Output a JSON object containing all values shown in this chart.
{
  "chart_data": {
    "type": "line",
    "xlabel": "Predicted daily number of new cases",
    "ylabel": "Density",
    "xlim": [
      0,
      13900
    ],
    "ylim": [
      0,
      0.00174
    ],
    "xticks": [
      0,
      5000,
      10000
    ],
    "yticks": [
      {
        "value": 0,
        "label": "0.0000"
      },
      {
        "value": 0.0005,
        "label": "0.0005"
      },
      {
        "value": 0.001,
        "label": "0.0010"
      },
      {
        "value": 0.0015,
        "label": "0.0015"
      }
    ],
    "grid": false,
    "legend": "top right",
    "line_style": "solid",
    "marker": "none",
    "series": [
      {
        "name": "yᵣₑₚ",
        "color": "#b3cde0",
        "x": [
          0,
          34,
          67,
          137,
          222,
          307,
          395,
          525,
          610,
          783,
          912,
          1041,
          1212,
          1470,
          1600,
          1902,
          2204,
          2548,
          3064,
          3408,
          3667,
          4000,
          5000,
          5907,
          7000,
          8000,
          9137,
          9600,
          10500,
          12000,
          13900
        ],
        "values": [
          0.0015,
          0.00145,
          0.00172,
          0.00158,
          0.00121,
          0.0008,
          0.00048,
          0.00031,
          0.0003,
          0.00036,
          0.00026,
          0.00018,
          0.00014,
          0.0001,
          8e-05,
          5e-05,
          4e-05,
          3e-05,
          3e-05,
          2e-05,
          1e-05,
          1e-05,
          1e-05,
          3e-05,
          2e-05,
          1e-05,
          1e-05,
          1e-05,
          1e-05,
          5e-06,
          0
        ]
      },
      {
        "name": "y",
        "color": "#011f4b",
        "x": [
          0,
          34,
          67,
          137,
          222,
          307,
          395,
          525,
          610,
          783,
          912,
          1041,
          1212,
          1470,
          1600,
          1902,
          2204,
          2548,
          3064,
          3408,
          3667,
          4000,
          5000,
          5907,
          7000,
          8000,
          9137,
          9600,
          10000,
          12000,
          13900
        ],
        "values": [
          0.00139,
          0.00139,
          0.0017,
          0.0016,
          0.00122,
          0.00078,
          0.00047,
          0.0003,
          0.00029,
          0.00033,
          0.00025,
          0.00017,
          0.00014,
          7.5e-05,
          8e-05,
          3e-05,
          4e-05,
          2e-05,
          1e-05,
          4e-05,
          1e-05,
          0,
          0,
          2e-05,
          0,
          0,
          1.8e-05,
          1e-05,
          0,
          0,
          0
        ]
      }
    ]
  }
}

The task ::
Write out all the lines again, exactly as they are.

Solution to this task ::
Output a JSON object containing all values shown in this chart.
{
  "chart_data": {
    "type": "line",
    "xlabel": "Predicted daily number of new cases",
    "ylabel": "Density",
    "xlim": [
      0,
      13900
    ],
    "ylim": [
      0,
      0.00174
    ],
    "xticks": [
      0,
      5000,
      10000
    ],
    "yticks": [
      {
        "value": 0,
        "label": "0.0000"
      },
      {
        "value": 0.0005,
        "label": "0.0005"
      },
      {
        "value": 0.001,
        "label": "0.0010"
      },
      {
        "value": 0.0015,
        "label": "0.0015"
      }
    ],
    "grid": false,
    "legend": "top right",
    "line_style": "solid",
    "marker": "none",
    "series": [
      {
        "name": "yᵣₑₚ",
        "color": "#b3cde0",
        "x": [
          0,
          34,
          67,
          137,
          222,
          307,
          395,
          525,
          610,
          783,
          912,
          1041,
          1212,
          1470,
          1600,
          1902,
          2204,
          2548,
          3064,
          3408,
          3667,
          4000,
          5000,
          5907,
          7000,
          8000,
          9137,
          9600,
          10500,
          12000,
          13900
        ],
        "values": [
          0.0015,
          0.00145,
          0.00172,
          0.00158,
          0.00121,
          0.0008,
          0.00048,
          0.00031,
          0.0003,
          0.00036,
          0.00026,
          0.00018,
          0.00014,
          0.0001,
          8e-05,
          5e-05,
          4e-05,
          3e-05,
          3e-05,
          2e-05,
          1e-05,
          1e-05,
          1e-05,
          3e-05,
          2e-05,
          1e-05,
          1e-05,
          1e-05,
          1e-05,
          5e-06,
          0
        ]
      },
      {
        "name": "y",
        "color": "#011f4b",
        "x": [
          0,
          34,
          67,
          137,
          222,
          307,
          395,
          525,
          610,
          783,
          912,
          1041,
          1212,
          1470,
          1600,
          1902,
          2204,
          2548,
          3064,
          3408,
          3667,
          4000,
          5000,
          5907,
          7000,
          8000,
          9137,
          9600,
          10000,
          12000,
          13900
        ],
        "values": [
          0.00139,
          0.00139,
          0.0017,
          0.0016,
          0.00122,
          0.00078,
          0.00047,
          0.0003,
          0.00029,
          0.00033,
          0.00025,
          0.00017,
          0.00014,
          7.5e-05,
          8e-05,
          3e-05,
          4e-05,
          2e-05,
          1e-05,
          4e-05,
          1e-05,
          0,
          0,
          2e-05,
          0,
          0,
          1.8e-05,
          1e-05,
          0,
          0,
          0
        ]
      }
    ]
  }
}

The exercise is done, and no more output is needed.